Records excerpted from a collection

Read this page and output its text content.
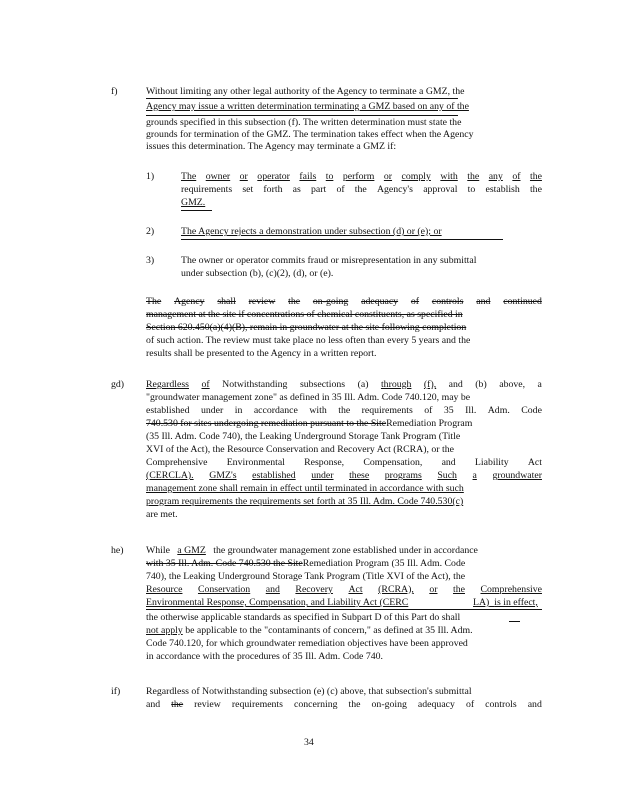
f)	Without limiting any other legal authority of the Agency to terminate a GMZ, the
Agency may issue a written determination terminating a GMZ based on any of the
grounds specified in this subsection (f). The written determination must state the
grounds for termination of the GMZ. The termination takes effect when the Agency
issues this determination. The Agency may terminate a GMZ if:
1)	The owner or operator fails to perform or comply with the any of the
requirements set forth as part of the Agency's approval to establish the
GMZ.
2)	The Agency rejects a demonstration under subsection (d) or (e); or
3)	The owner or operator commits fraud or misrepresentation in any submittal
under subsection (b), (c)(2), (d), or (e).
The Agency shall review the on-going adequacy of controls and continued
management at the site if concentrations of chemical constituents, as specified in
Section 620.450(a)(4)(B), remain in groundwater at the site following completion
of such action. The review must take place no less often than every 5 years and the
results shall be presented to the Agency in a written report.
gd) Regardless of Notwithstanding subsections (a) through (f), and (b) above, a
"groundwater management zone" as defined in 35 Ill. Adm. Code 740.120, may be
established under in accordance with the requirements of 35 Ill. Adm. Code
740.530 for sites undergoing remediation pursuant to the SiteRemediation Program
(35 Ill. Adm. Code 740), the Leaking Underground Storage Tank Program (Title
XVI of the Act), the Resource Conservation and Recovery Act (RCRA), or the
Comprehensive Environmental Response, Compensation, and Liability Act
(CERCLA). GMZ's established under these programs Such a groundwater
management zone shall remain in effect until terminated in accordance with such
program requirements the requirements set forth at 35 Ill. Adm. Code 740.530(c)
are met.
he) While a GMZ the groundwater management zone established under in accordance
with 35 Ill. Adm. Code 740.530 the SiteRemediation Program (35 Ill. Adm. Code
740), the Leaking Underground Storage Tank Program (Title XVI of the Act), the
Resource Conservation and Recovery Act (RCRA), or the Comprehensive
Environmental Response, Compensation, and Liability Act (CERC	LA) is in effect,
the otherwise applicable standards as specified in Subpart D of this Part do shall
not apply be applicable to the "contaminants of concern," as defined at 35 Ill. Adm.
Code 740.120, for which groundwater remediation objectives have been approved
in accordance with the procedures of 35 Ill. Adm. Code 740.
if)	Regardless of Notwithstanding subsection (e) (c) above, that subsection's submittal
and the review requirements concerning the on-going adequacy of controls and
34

▶ [STATED EXERCISE]
Transcribe the material exactly, keeping every word and none of the pictures.

▶ [OUTPUT BELOW]
Read this page and output its text content.
f)	Without limiting any other legal authority of the Agency to terminate a GMZ, the
Agency may issue a written determination terminating a GMZ based on any of the
grounds specified in this subsection (f). The written determination must state the
grounds for termination of the GMZ. The termination takes effect when the Agency
issues this determination. The Agency may terminate a GMZ if:
1)	The owner or operator fails to perform or comply with the any of the
requirements set forth as part of the Agency's approval to establish the
GMZ.
2)	The Agency rejects a demonstration under subsection (d) or (e); or
3)	The owner or operator commits fraud or misrepresentation in any submittal
under subsection (b), (c)(2), (d), or (e).
The Agency shall review the on-going adequacy of controls and continued
management at the site if concentrations of chemical constituents, as specified in
Section 620.450(a)(4)(B), remain in groundwater at the site following completion
of such action. The review must take place no less often than every 5 years and the
results shall be presented to the Agency in a written report.
gd) Regardless of Notwithstanding subsections (a) through (f), and (b) above, a
"groundwater management zone" as defined in 35 Ill. Adm. Code 740.120, may be
established under in accordance with the requirements of 35 Ill. Adm. Code
740.530 for sites undergoing remediation pursuant to the SiteRemediation Program
(35 Ill. Adm. Code 740), the Leaking Underground Storage Tank Program (Title
XVI of the Act), the Resource Conservation and Recovery Act (RCRA), or the
Comprehensive Environmental Response, Compensation, and Liability Act
(CERCLA). GMZ's established under these programs Such a groundwater
management zone shall remain in effect until terminated in accordance with such
program requirements the requirements set forth at 35 Ill. Adm. Code 740.530(c)
are met.
he) While a GMZ the groundwater management zone established under in accordance
with 35 Ill. Adm. Code 740.530 the SiteRemediation Program (35 Ill. Adm. Code
740), the Leaking Underground Storage Tank Program (Title XVI of the Act), the
Resource Conservation and Recovery Act (RCRA), or the Comprehensive
Environmental Response, Compensation, and Liability Act (CERC	LA) is in effect,
the otherwise applicable standards as specified in Subpart D of this Part do shall
not apply be applicable to the "contaminants of concern," as defined at 35 Ill. Adm.
Code 740.120, for which groundwater remediation objectives have been approved
in accordance with the procedures of 35 Ill. Adm. Code 740.
if)	Regardless of Notwithstanding subsection (e) (c) above, that subsection's submittal
and the review requirements concerning the on-going adequacy of controls and
34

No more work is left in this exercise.